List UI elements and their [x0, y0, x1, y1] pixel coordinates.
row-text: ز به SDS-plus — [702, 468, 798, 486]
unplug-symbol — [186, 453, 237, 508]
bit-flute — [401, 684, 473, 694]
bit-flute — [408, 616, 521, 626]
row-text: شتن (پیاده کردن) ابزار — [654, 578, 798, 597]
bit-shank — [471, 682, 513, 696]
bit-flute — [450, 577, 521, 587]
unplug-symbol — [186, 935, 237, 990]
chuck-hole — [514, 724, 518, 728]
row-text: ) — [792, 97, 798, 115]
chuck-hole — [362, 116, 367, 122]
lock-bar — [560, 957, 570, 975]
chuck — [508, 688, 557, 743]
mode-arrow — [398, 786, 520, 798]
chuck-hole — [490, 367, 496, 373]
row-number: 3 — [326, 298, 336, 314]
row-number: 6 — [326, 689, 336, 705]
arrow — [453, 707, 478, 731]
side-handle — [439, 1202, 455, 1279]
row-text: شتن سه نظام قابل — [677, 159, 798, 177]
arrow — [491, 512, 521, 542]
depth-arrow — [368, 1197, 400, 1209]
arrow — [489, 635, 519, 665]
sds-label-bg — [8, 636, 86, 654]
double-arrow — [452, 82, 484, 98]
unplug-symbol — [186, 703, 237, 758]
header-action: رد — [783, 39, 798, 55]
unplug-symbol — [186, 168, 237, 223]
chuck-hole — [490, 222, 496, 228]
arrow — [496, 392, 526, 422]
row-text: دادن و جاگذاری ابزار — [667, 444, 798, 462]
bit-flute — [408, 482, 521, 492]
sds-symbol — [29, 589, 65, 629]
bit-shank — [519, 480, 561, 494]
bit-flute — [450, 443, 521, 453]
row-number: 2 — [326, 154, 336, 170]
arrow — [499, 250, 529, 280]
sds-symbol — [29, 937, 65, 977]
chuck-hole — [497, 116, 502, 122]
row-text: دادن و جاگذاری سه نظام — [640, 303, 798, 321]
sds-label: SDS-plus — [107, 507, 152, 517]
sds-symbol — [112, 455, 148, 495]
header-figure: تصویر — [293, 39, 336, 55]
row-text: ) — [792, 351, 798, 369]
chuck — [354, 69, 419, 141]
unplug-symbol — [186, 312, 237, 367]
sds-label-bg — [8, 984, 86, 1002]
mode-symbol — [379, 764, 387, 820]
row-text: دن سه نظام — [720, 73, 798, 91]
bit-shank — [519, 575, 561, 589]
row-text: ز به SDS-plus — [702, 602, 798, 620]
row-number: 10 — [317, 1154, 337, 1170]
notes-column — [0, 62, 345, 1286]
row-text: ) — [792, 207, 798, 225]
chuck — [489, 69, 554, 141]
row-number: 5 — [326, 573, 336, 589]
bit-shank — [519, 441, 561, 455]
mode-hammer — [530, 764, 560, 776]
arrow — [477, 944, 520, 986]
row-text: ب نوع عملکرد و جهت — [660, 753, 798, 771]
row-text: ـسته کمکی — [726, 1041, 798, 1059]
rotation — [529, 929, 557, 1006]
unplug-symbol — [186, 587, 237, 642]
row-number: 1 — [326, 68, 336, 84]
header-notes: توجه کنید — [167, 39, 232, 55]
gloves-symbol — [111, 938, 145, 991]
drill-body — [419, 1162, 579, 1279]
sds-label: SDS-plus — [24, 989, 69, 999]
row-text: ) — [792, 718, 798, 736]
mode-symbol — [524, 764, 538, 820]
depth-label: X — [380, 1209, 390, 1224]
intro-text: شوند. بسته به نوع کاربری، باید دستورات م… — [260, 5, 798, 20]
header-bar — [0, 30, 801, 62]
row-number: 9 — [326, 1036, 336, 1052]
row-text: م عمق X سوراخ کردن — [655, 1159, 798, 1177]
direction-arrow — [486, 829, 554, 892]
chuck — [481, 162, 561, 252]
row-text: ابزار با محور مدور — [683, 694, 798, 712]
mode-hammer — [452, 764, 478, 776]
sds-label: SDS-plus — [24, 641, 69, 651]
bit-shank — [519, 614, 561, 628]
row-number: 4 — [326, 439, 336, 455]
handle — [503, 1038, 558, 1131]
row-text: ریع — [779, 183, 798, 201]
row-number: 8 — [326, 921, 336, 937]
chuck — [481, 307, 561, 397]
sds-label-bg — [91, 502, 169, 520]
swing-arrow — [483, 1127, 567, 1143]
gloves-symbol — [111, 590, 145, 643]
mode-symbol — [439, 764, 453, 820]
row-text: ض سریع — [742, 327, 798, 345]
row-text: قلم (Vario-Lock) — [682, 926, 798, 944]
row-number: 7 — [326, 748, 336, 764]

——————————

◆ What you are asked to do ◆
Edit the entries above so that every "unplug-symbol" becomes "disconnect-symbol", leaving everything else unchanged.

◆ Result below ◆
List UI elements and their [x0, y0, x1, y1] pixel coordinates.
row-text: ز به SDS-plus — [702, 468, 798, 486]
disconnect-symbol — [186, 453, 237, 508]
bit-flute — [401, 684, 473, 694]
bit-flute — [408, 616, 521, 626]
row-text: شتن (پیاده کردن) ابزار — [654, 578, 798, 597]
bit-shank — [471, 682, 513, 696]
bit-flute — [450, 577, 521, 587]
disconnect-symbol — [186, 935, 237, 990]
chuck-hole — [514, 724, 518, 728]
row-text: ) — [792, 97, 798, 115]
chuck-hole — [362, 116, 367, 122]
lock-bar — [560, 957, 570, 975]
chuck — [508, 688, 557, 743]
mode-arrow — [398, 786, 520, 798]
chuck-hole — [490, 367, 496, 373]
row-number: 3 — [326, 298, 336, 314]
row-number: 6 — [326, 689, 336, 705]
arrow — [453, 707, 478, 731]
side-handle — [439, 1202, 455, 1279]
row-text: شتن سه نظام قابل — [677, 159, 798, 177]
arrow — [491, 512, 521, 542]
depth-arrow — [368, 1197, 400, 1209]
arrow — [489, 635, 519, 665]
sds-label-bg — [8, 636, 86, 654]
double-arrow — [452, 82, 484, 98]
disconnect-symbol — [186, 703, 237, 758]
header-action: رد — [783, 39, 798, 55]
disconnect-symbol — [186, 168, 237, 223]
chuck-hole — [490, 222, 496, 228]
arrow — [496, 392, 526, 422]
row-text: دادن و جاگذاری ابزار — [667, 444, 798, 462]
bit-flute — [408, 482, 521, 492]
sds-symbol — [29, 589, 65, 629]
bit-shank — [519, 480, 561, 494]
bit-flute — [450, 443, 521, 453]
row-number: 2 — [326, 154, 336, 170]
arrow — [499, 250, 529, 280]
sds-symbol — [29, 937, 65, 977]
chuck-hole — [497, 116, 502, 122]
row-text: دادن و جاگذاری سه نظام — [640, 303, 798, 321]
sds-label: SDS-plus — [107, 507, 152, 517]
sds-symbol — [112, 455, 148, 495]
header-figure: تصویر — [293, 39, 336, 55]
row-text: ) — [792, 351, 798, 369]
chuck — [354, 69, 419, 141]
disconnect-symbol — [186, 312, 237, 367]
sds-label-bg — [8, 984, 86, 1002]
mode-symbol — [379, 764, 387, 820]
row-text: دن سه نظام — [720, 73, 798, 91]
bit-shank — [519, 575, 561, 589]
row-text: ز به SDS-plus — [702, 602, 798, 620]
row-number: 10 — [317, 1154, 337, 1170]
notes-column — [0, 62, 345, 1286]
row-text: ) — [792, 207, 798, 225]
chuck — [489, 69, 554, 141]
row-number: 5 — [326, 573, 336, 589]
bit-shank — [519, 441, 561, 455]
mode-hammer — [530, 764, 560, 776]
arrow — [477, 944, 520, 986]
row-text: ب نوع عملکرد و جهت — [660, 753, 798, 771]
row-text: ـسته کمکی — [726, 1041, 798, 1059]
rotation — [529, 929, 557, 1006]
disconnect-symbol — [186, 587, 237, 642]
row-number: 1 — [326, 68, 336, 84]
header-notes: توجه کنید — [167, 39, 232, 55]
gloves-symbol — [111, 938, 145, 991]
drill-body — [419, 1162, 579, 1279]
sds-label: SDS-plus — [24, 989, 69, 999]
row-text: ) — [792, 718, 798, 736]
mode-symbol — [524, 764, 538, 820]
depth-label: X — [380, 1209, 390, 1224]
intro-text: شوند. بسته به نوع کاربری، باید دستورات م… — [260, 5, 798, 20]
header-bar — [0, 30, 801, 62]
row-number: 9 — [326, 1036, 336, 1052]
row-text: م عمق X سوراخ کردن — [655, 1159, 798, 1177]
direction-arrow — [486, 829, 554, 892]
chuck — [481, 162, 561, 252]
row-text: ابزار با محور مدور — [683, 694, 798, 712]
mode-hammer — [452, 764, 478, 776]
sds-label: SDS-plus — [24, 641, 69, 651]
bit-shank — [519, 614, 561, 628]
row-number: 4 — [326, 439, 336, 455]
handle — [503, 1038, 558, 1131]
row-text: ریع — [779, 183, 798, 201]
row-number: 8 — [326, 921, 336, 937]
chuck — [481, 307, 561, 397]
sds-label-bg — [91, 502, 169, 520]
swing-arrow — [483, 1127, 567, 1143]
gloves-symbol — [111, 590, 145, 643]
mode-symbol — [439, 764, 453, 820]
row-text: ض سریع — [742, 327, 798, 345]
row-text: قلم (Vario-Lock) — [682, 926, 798, 944]
row-number: 7 — [326, 748, 336, 764]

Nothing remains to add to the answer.